Provided material:

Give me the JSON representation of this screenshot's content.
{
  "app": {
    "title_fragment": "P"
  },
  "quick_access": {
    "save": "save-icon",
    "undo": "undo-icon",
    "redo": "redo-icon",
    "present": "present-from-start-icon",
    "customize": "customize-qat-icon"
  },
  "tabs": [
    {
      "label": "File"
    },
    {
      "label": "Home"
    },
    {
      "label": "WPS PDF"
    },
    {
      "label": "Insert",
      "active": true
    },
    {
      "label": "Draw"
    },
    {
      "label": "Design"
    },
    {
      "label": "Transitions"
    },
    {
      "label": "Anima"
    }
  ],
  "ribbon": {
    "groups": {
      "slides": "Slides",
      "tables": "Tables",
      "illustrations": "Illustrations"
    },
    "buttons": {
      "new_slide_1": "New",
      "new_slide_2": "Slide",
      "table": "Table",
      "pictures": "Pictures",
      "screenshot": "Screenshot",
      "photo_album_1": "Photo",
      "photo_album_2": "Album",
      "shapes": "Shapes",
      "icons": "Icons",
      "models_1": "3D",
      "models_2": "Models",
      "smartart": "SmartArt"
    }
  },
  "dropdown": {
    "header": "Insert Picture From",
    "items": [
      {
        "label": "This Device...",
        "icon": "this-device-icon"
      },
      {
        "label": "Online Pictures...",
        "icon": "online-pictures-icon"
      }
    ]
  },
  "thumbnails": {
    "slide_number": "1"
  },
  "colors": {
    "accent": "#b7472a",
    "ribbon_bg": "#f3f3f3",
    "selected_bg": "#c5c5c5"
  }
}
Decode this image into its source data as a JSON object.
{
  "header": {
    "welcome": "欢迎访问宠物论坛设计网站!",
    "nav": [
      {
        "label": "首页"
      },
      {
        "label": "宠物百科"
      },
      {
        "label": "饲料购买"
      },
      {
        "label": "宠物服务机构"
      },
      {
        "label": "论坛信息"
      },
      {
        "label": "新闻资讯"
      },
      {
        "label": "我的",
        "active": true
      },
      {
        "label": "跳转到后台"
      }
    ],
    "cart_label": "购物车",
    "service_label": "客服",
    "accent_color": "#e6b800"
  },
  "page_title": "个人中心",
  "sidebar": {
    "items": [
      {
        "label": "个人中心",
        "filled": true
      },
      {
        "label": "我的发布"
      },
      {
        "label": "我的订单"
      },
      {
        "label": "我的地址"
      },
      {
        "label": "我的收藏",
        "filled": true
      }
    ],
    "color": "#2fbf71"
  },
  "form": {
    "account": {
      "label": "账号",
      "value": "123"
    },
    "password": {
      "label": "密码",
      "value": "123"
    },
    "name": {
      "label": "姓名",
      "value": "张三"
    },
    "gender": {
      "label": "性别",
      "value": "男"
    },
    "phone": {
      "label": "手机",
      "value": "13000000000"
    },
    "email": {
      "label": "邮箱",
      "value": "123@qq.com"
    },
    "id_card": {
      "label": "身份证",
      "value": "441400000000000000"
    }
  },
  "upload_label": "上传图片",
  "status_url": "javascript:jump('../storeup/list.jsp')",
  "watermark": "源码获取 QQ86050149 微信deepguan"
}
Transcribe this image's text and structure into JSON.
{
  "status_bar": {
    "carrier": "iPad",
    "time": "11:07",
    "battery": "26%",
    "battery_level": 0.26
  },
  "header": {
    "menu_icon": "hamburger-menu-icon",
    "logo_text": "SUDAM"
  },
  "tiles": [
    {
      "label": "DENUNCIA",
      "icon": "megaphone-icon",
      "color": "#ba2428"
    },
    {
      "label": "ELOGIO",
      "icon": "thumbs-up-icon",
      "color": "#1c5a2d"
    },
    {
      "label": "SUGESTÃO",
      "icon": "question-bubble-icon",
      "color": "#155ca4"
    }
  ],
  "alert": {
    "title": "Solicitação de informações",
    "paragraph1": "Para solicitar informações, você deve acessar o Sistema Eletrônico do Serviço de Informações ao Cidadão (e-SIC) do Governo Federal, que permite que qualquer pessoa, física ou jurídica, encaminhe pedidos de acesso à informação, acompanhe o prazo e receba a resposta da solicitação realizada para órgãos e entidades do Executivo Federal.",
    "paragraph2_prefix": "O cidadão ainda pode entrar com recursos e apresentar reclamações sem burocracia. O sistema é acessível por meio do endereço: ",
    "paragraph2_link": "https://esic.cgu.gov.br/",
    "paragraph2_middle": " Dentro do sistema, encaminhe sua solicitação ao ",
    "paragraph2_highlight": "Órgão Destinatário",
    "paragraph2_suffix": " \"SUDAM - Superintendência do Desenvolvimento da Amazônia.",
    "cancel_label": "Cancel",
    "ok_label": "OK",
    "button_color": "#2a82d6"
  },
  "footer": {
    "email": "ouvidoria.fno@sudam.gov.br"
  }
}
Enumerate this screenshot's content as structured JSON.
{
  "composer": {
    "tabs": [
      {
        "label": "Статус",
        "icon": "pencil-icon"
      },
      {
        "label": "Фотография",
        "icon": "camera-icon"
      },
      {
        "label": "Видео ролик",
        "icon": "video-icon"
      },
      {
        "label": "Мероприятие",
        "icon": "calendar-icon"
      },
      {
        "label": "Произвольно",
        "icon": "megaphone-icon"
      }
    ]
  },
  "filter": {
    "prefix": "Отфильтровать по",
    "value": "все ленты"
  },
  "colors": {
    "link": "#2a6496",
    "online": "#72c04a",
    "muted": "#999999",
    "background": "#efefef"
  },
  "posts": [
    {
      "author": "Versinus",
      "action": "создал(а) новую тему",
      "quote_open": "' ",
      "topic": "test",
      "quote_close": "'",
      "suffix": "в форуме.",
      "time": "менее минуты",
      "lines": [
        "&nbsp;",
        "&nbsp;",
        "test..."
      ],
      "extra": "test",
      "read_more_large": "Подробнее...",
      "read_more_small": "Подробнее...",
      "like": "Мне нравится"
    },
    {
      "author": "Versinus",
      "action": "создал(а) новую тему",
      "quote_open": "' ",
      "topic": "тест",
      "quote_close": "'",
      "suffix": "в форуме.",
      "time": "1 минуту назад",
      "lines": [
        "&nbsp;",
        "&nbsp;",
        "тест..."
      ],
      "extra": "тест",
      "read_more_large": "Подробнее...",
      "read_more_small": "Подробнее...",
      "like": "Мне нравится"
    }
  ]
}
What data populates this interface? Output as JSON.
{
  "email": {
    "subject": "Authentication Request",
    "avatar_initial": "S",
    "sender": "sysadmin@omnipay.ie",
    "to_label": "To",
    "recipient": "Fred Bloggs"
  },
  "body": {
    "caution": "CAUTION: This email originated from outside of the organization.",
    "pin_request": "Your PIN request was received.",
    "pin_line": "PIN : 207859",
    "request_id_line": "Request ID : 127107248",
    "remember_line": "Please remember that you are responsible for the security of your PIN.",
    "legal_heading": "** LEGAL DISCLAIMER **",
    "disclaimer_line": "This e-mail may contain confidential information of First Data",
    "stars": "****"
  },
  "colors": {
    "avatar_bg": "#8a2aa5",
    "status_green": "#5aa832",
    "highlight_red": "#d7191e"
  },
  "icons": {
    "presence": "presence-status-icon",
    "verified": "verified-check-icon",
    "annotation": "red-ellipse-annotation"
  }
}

Aim of the exercise: Only the lines from the one containing "What data populates" through the end of the material should be reproduced, exactly, with both ends included.

Solution to the exercise:
What data populates this interface? Output as JSON.
{
  "email": {
    "subject": "Authentication Request",
    "avatar_initial": "S",
    "sender": "sysadmin@omnipay.ie",
    "to_label": "To",
    "recipient": "Fred Bloggs"
  },
  "body": {
    "caution": "CAUTION: This email originated from outside of the organization.",
    "pin_request": "Your PIN request was received.",
    "pin_line": "PIN : 207859",
    "request_id_line": "Request ID : 127107248",
    "remember_line": "Please remember that you are responsible for the security of your PIN.",
    "legal_heading": "** LEGAL DISCLAIMER **",
    "disclaimer_line": "This e-mail may contain confidential information of First Data",
    "stars": "****"
  },
  "colors": {
    "avatar_bg": "#8a2aa5",
    "status_green": "#5aa832",
    "highlight_red": "#d7191e"
  },
  "icons": {
    "presence": "presence-status-icon",
    "verified": "verified-check-icon",
    "annotation": "red-ellipse-annotation"
  }
}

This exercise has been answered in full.